PROBLEM STATEMENT: Are you able to quote each entry exactly as written?

SUPPLIED INFORMATION:
— BEGIN —
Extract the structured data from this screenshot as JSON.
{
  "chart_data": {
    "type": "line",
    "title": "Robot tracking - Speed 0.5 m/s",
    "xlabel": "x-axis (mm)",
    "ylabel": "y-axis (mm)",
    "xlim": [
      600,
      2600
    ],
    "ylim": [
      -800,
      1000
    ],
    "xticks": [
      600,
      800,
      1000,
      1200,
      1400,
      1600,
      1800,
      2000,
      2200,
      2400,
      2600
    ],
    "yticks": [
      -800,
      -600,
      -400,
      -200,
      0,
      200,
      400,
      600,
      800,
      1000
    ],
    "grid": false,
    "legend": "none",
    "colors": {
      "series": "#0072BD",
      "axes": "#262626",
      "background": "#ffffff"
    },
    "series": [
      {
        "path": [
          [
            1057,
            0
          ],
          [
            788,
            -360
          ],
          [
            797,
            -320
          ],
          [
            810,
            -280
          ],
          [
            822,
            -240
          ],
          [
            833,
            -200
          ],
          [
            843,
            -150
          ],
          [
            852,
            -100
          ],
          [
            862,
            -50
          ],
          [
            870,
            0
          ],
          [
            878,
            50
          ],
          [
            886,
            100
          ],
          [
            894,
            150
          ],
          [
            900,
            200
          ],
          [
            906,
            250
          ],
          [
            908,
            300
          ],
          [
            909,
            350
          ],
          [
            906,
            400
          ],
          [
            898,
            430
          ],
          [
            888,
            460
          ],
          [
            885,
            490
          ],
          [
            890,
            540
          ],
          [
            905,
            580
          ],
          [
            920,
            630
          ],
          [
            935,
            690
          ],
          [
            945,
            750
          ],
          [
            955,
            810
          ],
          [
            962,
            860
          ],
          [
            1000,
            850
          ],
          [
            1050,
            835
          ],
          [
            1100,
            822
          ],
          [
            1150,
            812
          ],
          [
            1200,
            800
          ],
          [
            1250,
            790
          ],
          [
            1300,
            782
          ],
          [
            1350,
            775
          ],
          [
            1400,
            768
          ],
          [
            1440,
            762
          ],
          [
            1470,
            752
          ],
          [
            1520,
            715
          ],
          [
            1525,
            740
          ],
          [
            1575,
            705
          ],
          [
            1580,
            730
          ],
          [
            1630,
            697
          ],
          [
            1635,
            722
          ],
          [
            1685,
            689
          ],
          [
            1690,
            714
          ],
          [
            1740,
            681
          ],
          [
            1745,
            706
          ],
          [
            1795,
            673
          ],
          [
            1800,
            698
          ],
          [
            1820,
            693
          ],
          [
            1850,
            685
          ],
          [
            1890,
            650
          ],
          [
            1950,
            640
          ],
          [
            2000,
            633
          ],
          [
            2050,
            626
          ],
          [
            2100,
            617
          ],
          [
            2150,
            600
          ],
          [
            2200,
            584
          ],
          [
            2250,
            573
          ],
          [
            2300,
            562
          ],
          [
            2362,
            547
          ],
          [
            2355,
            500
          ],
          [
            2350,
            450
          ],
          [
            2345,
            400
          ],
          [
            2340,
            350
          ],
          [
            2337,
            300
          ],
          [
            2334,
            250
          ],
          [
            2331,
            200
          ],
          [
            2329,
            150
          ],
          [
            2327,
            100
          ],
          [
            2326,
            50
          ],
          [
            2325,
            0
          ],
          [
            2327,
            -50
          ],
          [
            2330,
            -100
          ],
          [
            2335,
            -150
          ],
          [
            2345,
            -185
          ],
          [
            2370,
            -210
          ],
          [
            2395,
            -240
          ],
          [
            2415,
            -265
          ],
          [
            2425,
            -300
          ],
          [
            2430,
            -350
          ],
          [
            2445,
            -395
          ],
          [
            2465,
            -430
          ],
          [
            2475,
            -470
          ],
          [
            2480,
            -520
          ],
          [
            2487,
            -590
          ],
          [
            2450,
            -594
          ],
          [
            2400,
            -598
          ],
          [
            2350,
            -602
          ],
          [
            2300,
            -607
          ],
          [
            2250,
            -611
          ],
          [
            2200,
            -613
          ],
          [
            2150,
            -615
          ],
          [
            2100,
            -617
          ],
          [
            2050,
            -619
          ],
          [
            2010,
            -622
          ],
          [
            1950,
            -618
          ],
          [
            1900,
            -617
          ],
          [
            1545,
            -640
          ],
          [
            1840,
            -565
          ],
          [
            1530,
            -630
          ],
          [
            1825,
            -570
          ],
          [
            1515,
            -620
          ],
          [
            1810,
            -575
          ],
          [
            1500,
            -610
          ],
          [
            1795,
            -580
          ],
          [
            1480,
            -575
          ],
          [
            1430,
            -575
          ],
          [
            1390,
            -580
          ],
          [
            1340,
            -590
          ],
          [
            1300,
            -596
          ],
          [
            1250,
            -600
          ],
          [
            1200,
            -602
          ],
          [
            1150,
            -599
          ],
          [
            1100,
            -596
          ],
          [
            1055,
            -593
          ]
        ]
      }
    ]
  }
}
— END —
TASK ANSWER:
Extract the structured data from this screenshot as JSON.
{
  "chart_data": {
    "type": "line",
    "title": "Robot tracking - Speed 0.5 m/s",
    "xlabel": "x-axis (mm)",
    "ylabel": "y-axis (mm)",
    "xlim": [
      600,
      2600
    ],
    "ylim": [
      -800,
      1000
    ],
    "xticks": [
      600,
      800,
      1000,
      1200,
      1400,
      1600,
      1800,
      2000,
      2200,
      2400,
      2600
    ],
    "yticks": [
      -800,
      -600,
      -400,
      -200,
      0,
      200,
      400,
      600,
      800,
      1000
    ],
    "grid": false,
    "legend": "none",
    "colors": {
      "series": "#0072BD",
      "axes": "#262626",
      "background": "#ffffff"
    },
    "series": [
      {
        "path": [
          [
            1057,
            0
          ],
          [
            788,
            -360
          ],
          [
            797,
            -320
          ],
          [
            810,
            -280
          ],
          [
            822,
            -240
          ],
          [
            833,
            -200
          ],
          [
            843,
            -150
          ],
          [
            852,
            -100
          ],
          [
            862,
            -50
          ],
          [
            870,
            0
          ],
          [
            878,
            50
          ],
          [
            886,
            100
          ],
          [
            894,
            150
          ],
          [
            900,
            200
          ],
          [
            906,
            250
          ],
          [
            908,
            300
          ],
          [
            909,
            350
          ],
          [
            906,
            400
          ],
          [
            898,
            430
          ],
          [
            888,
            460
          ],
          [
            885,
            490
          ],
          [
            890,
            540
          ],
          [
            905,
            580
          ],
          [
            920,
            630
          ],
          [
            935,
            690
          ],
          [
            945,
            750
          ],
          [
            955,
            810
          ],
          [
            962,
            860
          ],
          [
            1000,
            850
          ],
          [
            1050,
            835
          ],
          [
            1100,
            822
          ],
          [
            1150,
            812
          ],
          [
            1200,
            800
          ],
          [
            1250,
            790
          ],
          [
            1300,
            782
          ],
          [
            1350,
            775
          ],
          [
            1400,
            768
          ],
          [
            1440,
            762
          ],
          [
            1470,
            752
          ],
          [
            1520,
            715
          ],
          [
            1525,
            740
          ],
          [
            1575,
            705
          ],
          [
            1580,
            730
          ],
          [
            1630,
            697
          ],
          [
            1635,
            722
          ],
          [
            1685,
            689
          ],
          [
            1690,
            714
          ],
          [
            1740,
            681
          ],
          [
            1745,
            706
          ],
          [
            1795,
            673
          ],
          [
            1800,
            698
          ],
          [
            1820,
            693
          ],
          [
            1850,
            685
          ],
          [
            1890,
            650
          ],
          [
            1950,
            640
          ],
          [
            2000,
            633
          ],
          [
            2050,
            626
          ],
          [
            2100,
            617
          ],
          [
            2150,
            600
          ],
          [
            2200,
            584
          ],
          [
            2250,
            573
          ],
          [
            2300,
            562
          ],
          [
            2362,
            547
          ],
          [
            2355,
            500
          ],
          [
            2350,
            450
          ],
          [
            2345,
            400
          ],
          [
            2340,
            350
          ],
          [
            2337,
            300
          ],
          [
            2334,
            250
          ],
          [
            2331,
            200
          ],
          [
            2329,
            150
          ],
          [
            2327,
            100
          ],
          [
            2326,
            50
          ],
          [
            2325,
            0
          ],
          [
            2327,
            -50
          ],
          [
            2330,
            -100
          ],
          [
            2335,
            -150
          ],
          [
            2345,
            -185
          ],
          [
            2370,
            -210
          ],
          [
            2395,
            -240
          ],
          [
            2415,
            -265
          ],
          [
            2425,
            -300
          ],
          [
            2430,
            -350
          ],
          [
            2445,
            -395
          ],
          [
            2465,
            -430
          ],
          [
            2475,
            -470
          ],
          [
            2480,
            -520
          ],
          [
            2487,
            -590
          ],
          [
            2450,
            -594
          ],
          [
            2400,
            -598
          ],
          [
            2350,
            -602
          ],
          [
            2300,
            -607
          ],
          [
            2250,
            -611
          ],
          [
            2200,
            -613
          ],
          [
            2150,
            -615
          ],
          [
            2100,
            -617
          ],
          [
            2050,
            -619
          ],
          [
            2010,
            -622
          ],
          [
            1950,
            -618
          ],
          [
            1900,
            -617
          ],
          [
            1545,
            -640
          ],
          [
            1840,
            -565
          ],
          [
            1530,
            -630
          ],
          [
            1825,
            -570
          ],
          [
            1515,
            -620
          ],
          [
            1810,
            -575
          ],
          [
            1500,
            -610
          ],
          [
            1795,
            -580
          ],
          [
            1480,
            -575
          ],
          [
            1430,
            -575
          ],
          [
            1390,
            -580
          ],
          [
            1340,
            -590
          ],
          [
            1300,
            -596
          ],
          [
            1250,
            -600
          ],
          [
            1200,
            -602
          ],
          [
            1150,
            -599
          ],
          [
            1100,
            -596
          ],
          [
            1055,
            -593
          ]
        ]
      }
    ]
  }
}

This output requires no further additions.